---------- WORKING DATA ----------
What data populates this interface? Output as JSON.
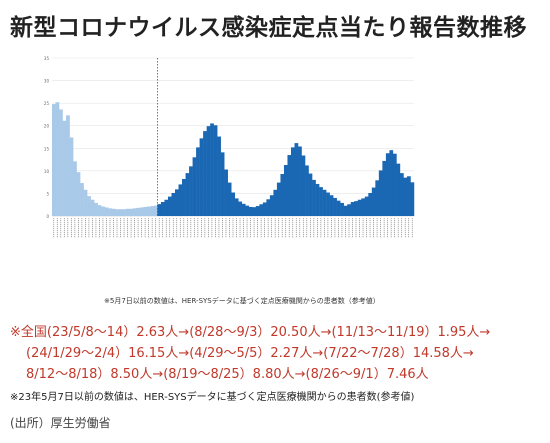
{
  "page": {
    "title": "新型コロナウイルス感染症定点当たり報告数推移",
    "chart_note": "※5月7日以前の数値は、HER-SYSデータに基づく定点医療機関からの患者数（参考値）",
    "summary_lines": [
      "※全国(23/5/8～14）2.63人→(8/28～9/3）20.50人→(11/13～11/19）1.95人→",
      "(24/1/29～2/4）16.15人→(4/29～5/5）2.27人→(7/22～7/28）14.58人→",
      "8/12～8/18）8.50人→(8/19～8/25）8.80人→(8/26～9/1）7.46人"
    ],
    "footnote": "※23年5月7日以前の数値は、HER-SYSデータに基づく定点医療機関からの患者数(参考値)",
    "source": "(出所）厚生労働省"
  },
  "colors": {
    "reference_bars": "#a9c9e8",
    "fixed_point_bars": "#1a67b3",
    "summary_text": "#c0392b",
    "divider": "#555555"
  },
  "chart_data": {
    "type": "bar",
    "title": "",
    "xlabel": "",
    "ylabel": "",
    "ylim": [
      0,
      35
    ],
    "yticks": [
      0,
      5,
      10,
      15,
      20,
      25,
      30,
      35
    ],
    "grid": true,
    "divider_after_index": 29,
    "series": [
      {
        "values": [
          24.8,
          25.2,
          23.6,
          21.1,
          22.3,
          17.4,
          12.1,
          9.7,
          7.3,
          5.8,
          4.4,
          3.6,
          2.9,
          2.4,
          2.1,
          1.9,
          1.7,
          1.6,
          1.5,
          1.5,
          1.5,
          1.6,
          1.6,
          1.7,
          1.8,
          1.9,
          2.0,
          2.1,
          2.2,
          2.3
        ]
      },
      {
        "values": [
          2.63,
          3.1,
          3.6,
          4.3,
          5.1,
          5.9,
          7.0,
          8.2,
          9.5,
          11.0,
          13.0,
          15.2,
          17.2,
          18.8,
          19.9,
          20.5,
          20.1,
          17.6,
          14.1,
          10.3,
          7.4,
          5.2,
          3.9,
          3.2,
          2.7,
          2.3,
          2.0,
          1.95,
          2.2,
          2.6,
          3.0,
          3.7,
          4.6,
          5.8,
          7.4,
          9.3,
          11.3,
          13.5,
          15.2,
          16.15,
          15.4,
          13.4,
          11.2,
          9.4,
          8.0,
          7.1,
          6.4,
          5.8,
          5.2,
          4.6,
          4.0,
          3.4,
          2.9,
          2.27,
          2.6,
          3.1,
          3.3,
          3.6,
          3.9,
          4.3,
          5.1,
          6.3,
          7.9,
          10.1,
          12.2,
          13.9,
          14.58,
          13.8,
          11.6,
          9.5,
          8.5,
          8.8,
          7.46
        ]
      }
    ]
  }
}
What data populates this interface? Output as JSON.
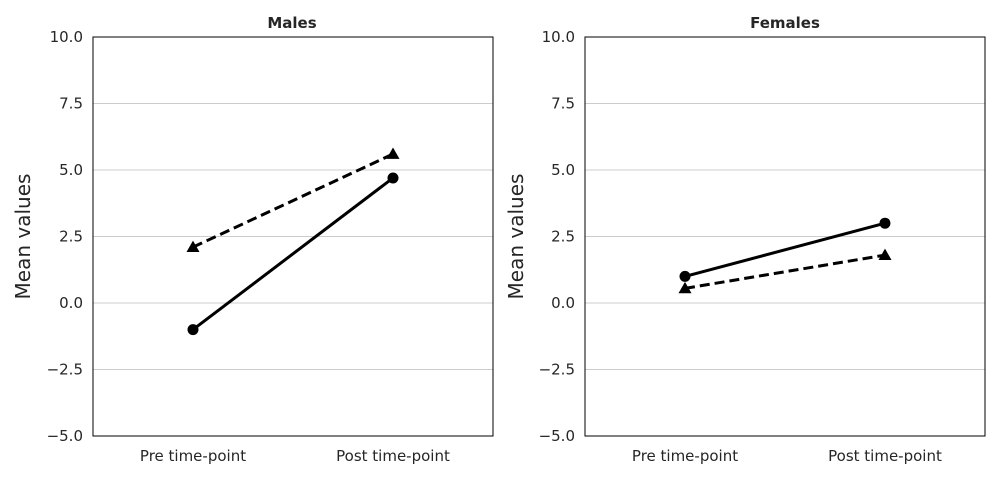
{
  "chart_data": [
    {
      "type": "line",
      "title": "Males",
      "xlabel": "",
      "ylabel": "Mean values",
      "categories": [
        "Pre time-point",
        "Post time-point"
      ],
      "ylim": [
        -5.0,
        10.0
      ],
      "yticks": [
        -5.0,
        -2.5,
        0.0,
        2.5,
        5.0,
        7.5,
        10.0
      ],
      "ytick_labels": [
        "−5.0",
        "−2.5",
        "0.0",
        "2.5",
        "5.0",
        "7.5",
        "10.0"
      ],
      "grid": "horizontal",
      "series": [
        {
          "values": [
            -1.0,
            4.7
          ],
          "line_style": "solid",
          "marker": "circle",
          "color": "#000000"
        },
        {
          "values": [
            2.1,
            5.6
          ],
          "line_style": "dashed",
          "marker": "triangle",
          "color": "#000000"
        }
      ]
    },
    {
      "type": "line",
      "title": "Females",
      "xlabel": "",
      "ylabel": "Mean values",
      "categories": [
        "Pre time-point",
        "Post time-point"
      ],
      "ylim": [
        -5.0,
        10.0
      ],
      "yticks": [
        -5.0,
        -2.5,
        0.0,
        2.5,
        5.0,
        7.5,
        10.0
      ],
      "ytick_labels": [
        "−5.0",
        "−2.5",
        "0.0",
        "2.5",
        "5.0",
        "7.5",
        "10.0"
      ],
      "grid": "horizontal",
      "series": [
        {
          "values": [
            1.0,
            3.0
          ],
          "line_style": "solid",
          "marker": "circle",
          "color": "#000000"
        },
        {
          "values": [
            0.55,
            1.8
          ],
          "line_style": "dashed",
          "marker": "triangle",
          "color": "#000000"
        }
      ]
    }
  ]
}
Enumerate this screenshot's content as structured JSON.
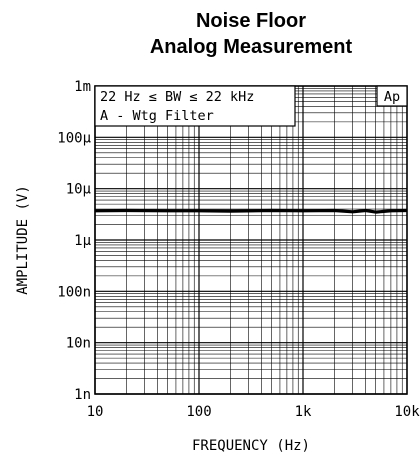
{
  "chart_data": {
    "type": "line",
    "title": "Noise Floor",
    "subtitle": "Analog Measurement",
    "xlabel": "FREQUENCY (Hz)",
    "ylabel": "AMPLITUDE (V)",
    "x_scale": "log",
    "y_scale": "log",
    "xlim": [
      10,
      10000
    ],
    "ylim": [
      1e-09,
      0.001
    ],
    "grid": true,
    "x_ticks": [
      {
        "value": 10,
        "label": "10"
      },
      {
        "value": 100,
        "label": "100"
      },
      {
        "value": 1000,
        "label": "1k"
      },
      {
        "value": 10000,
        "label": "10k"
      }
    ],
    "y_ticks": [
      {
        "value": 0.001,
        "label": "1m"
      },
      {
        "value": 0.0001,
        "label": "100μ"
      },
      {
        "value": 1e-05,
        "label": "10μ"
      },
      {
        "value": 1e-06,
        "label": "1μ"
      },
      {
        "value": 1e-07,
        "label": "100n"
      },
      {
        "value": 1e-08,
        "label": "10n"
      },
      {
        "value": 1e-09,
        "label": "1n"
      }
    ],
    "annotations": {
      "line1": "22 Hz ≤ BW ≤ 22 kHz",
      "line2": "A - Wtg Filter",
      "brand": "Ap"
    },
    "series": [
      {
        "color": "#000000",
        "x": [
          10,
          20,
          50,
          100,
          200,
          500,
          1000,
          2000,
          3000,
          4000,
          5000,
          7000,
          10000
        ],
        "y": [
          3.7e-06,
          3.75e-06,
          3.7e-06,
          3.7e-06,
          3.65e-06,
          3.75e-06,
          3.7e-06,
          3.75e-06,
          3.55e-06,
          3.75e-06,
          3.5e-06,
          3.7e-06,
          3.75e-06
        ]
      }
    ]
  }
}
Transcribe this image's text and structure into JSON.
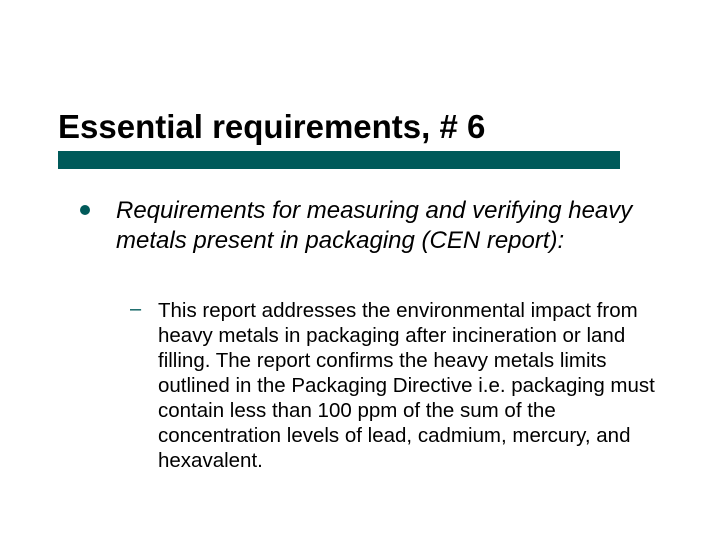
----------
GIVEN INSTRUCTION: From the entries above, output every line exactly and omit any image.

OUTPUT FOR THIS EXERCISE:
What data populates this interface? Output as JSON.
{
  "page": {
    "title": "新型コロナウイルス感染症定点当たり報告数推移",
    "chart_note": "※5月7日以前の数値は、HER-SYSデータに基づく定点医療機関からの患者数（参考値）",
    "summary_lines": [
      "※全国(23/5/8～14）2.63人→(8/28～9/3）20.50人→(11/13～11/19）1.95人→",
      "(24/1/29～2/4）16.15人→(4/29～5/5）2.27人→(7/22～7/28）14.58人→",
      "8/12～8/18）8.50人→(8/19～8/25）8.80人→(8/26～9/1）7.46人"
    ],
    "footnote": "※23年5月7日以前の数値は、HER-SYSデータに基づく定点医療機関からの患者数(参考値)",
    "source": "(出所）厚生労働省"
  },
  "colors": {
    "reference_bars": "#a9c9e8",
    "fixed_point_bars": "#1a67b3",
    "summary_text": "#c0392b",
    "divider": "#555555"
  },
  "chart_data": {
    "type": "bar",
    "title": "",
    "xlabel": "",
    "ylabel": "",
    "ylim": [
      0,
      35
    ],
    "yticks": [
      0,
      5,
      10,
      15,
      20,
      25,
      30,
      35
    ],
    "grid": true,
    "divider_after_index": 29,
    "series": [
      {
        "values": [
          24.8,
          25.2,
          23.6,
          21.1,
          22.3,
          17.4,
          12.1,
          9.7,
          7.3,
          5.8,
          4.4,
          3.6,
          2.9,
          2.4,
          2.1,
          1.9,
          1.7,
          1.6,
          1.5,
          1.5,
          1.5,
          1.6,
          1.6,
          1.7,
          1.8,
          1.9,
          2.0,
          2.1,
          2.2,
          2.3
        ]
      },
      {
        "values": [
          2.63,
          3.1,
          3.6,
          4.3,
          5.1,
          5.9,
          7.0,
          8.2,
          9.5,
          11.0,
          13.0,
          15.2,
          17.2,
          18.8,
          19.9,
          20.5,
          20.1,
          17.6,
          14.1,
          10.3,
          7.4,
          5.2,
          3.9,
          3.2,
          2.7,
          2.3,
          2.0,
          1.95,
          2.2,
          2.6,
          3.0,
          3.7,
          4.6,
          5.8,
          7.4,
          9.3,
          11.3,
          13.5,
          15.2,
          16.15,
          15.4,
          13.4,
          11.2,
          9.4,
          8.0,
          7.1,
          6.4,
          5.8,
          5.2,
          4.6,
          4.0,
          3.4,
          2.9,
          2.27,
          2.6,
          3.1,
          3.3,
          3.6,
          3.9,
          4.3,
          5.1,
          6.3,
          7.9,
          10.1,
          12.2,
          13.9,
          14.58,
          13.8,
          11.6,
          9.5,
          8.5,
          8.8,
          7.46
        ]
      }
    ]
  }
}
What data populates this interface? Output as JSON.
{
  "chart_data": [
    {
      "type": "line",
      "title": "Males",
      "xlabel": "",
      "ylabel": "Mean values",
      "categories": [
        "Pre time-point",
        "Post time-point"
      ],
      "ylim": [
        -5.0,
        10.0
      ],
      "yticks": [
        -5.0,
        -2.5,
        0.0,
        2.5,
        5.0,
        7.5,
        10.0
      ],
      "ytick_labels": [
        "−5.0",
        "−2.5",
        "0.0",
        "2.5",
        "5.0",
        "7.5",
        "10.0"
      ],
      "grid": "horizontal",
      "series": [
        {
          "values": [
            -1.0,
            4.7
          ],
          "line_style": "solid",
          "marker": "circle",
          "color": "#000000"
        },
        {
          "values": [
            2.1,
            5.6
          ],
          "line_style": "dashed",
          "marker": "triangle",
          "color": "#000000"
        }
      ]
    },
    {
      "type": "line",
      "title": "Females",
      "xlabel": "",
      "ylabel": "Mean values",
      "categories": [
        "Pre time-point",
        "Post time-point"
      ],
      "ylim": [
        -5.0,
        10.0
      ],
      "yticks": [
        -5.0,
        -2.5,
        0.0,
        2.5,
        5.0,
        7.5,
        10.0
      ],
      "ytick_labels": [
        "−5.0",
        "−2.5",
        "0.0",
        "2.5",
        "5.0",
        "7.5",
        "10.0"
      ],
      "grid": "horizontal",
      "series": [
        {
          "values": [
            1.0,
            3.0
          ],
          "line_style": "solid",
          "marker": "circle",
          "color": "#000000"
        },
        {
          "values": [
            0.55,
            1.8
          ],
          "line_style": "dashed",
          "marker": "triangle",
          "color": "#000000"
        }
      ]
    }
  ]
}
Enumerate this screenshot's content as structured JSON.
{
  "chart_data": {
    "type": "line",
    "title": "Noise Floor",
    "subtitle": "Analog Measurement",
    "xlabel": "FREQUENCY (Hz)",
    "ylabel": "AMPLITUDE (V)",
    "x_scale": "log",
    "y_scale": "log",
    "xlim": [
      10,
      10000
    ],
    "ylim": [
      1e-09,
      0.001
    ],
    "grid": true,
    "x_ticks": [
      {
        "value": 10,
        "label": "10"
      },
      {
        "value": 100,
        "label": "100"
      },
      {
        "value": 1000,
        "label": "1k"
      },
      {
        "value": 10000,
        "label": "10k"
      }
    ],
    "y_ticks": [
      {
        "value": 0.001,
        "label": "1m"
      },
      {
        "value": 0.0001,
        "label": "100μ"
      },
      {
        "value": 1e-05,
        "label": "10μ"
      },
      {
        "value": 1e-06,
        "label": "1μ"
      },
      {
        "value": 1e-07,
        "label": "100n"
      },
      {
        "value": 1e-08,
        "label": "10n"
      },
      {
        "value": 1e-09,
        "label": "1n"
      }
    ],
    "annotations": {
      "line1": "22 Hz ≤ BW ≤ 22 kHz",
      "line2": "A - Wtg Filter",
      "brand": "Ap"
    },
    "series": [
      {
        "color": "#000000",
        "x": [
          10,
          20,
          50,
          100,
          200,
          500,
          1000,
          2000,
          3000,
          4000,
          5000,
          7000,
          10000
        ],
        "y": [
          3.7e-06,
          3.75e-06,
          3.7e-06,
          3.7e-06,
          3.65e-06,
          3.75e-06,
          3.7e-06,
          3.75e-06,
          3.55e-06,
          3.75e-06,
          3.5e-06,
          3.7e-06,
          3.75e-06
        ]
      }
    ]
  }
}
Transcribe this image's text and structure into JSON.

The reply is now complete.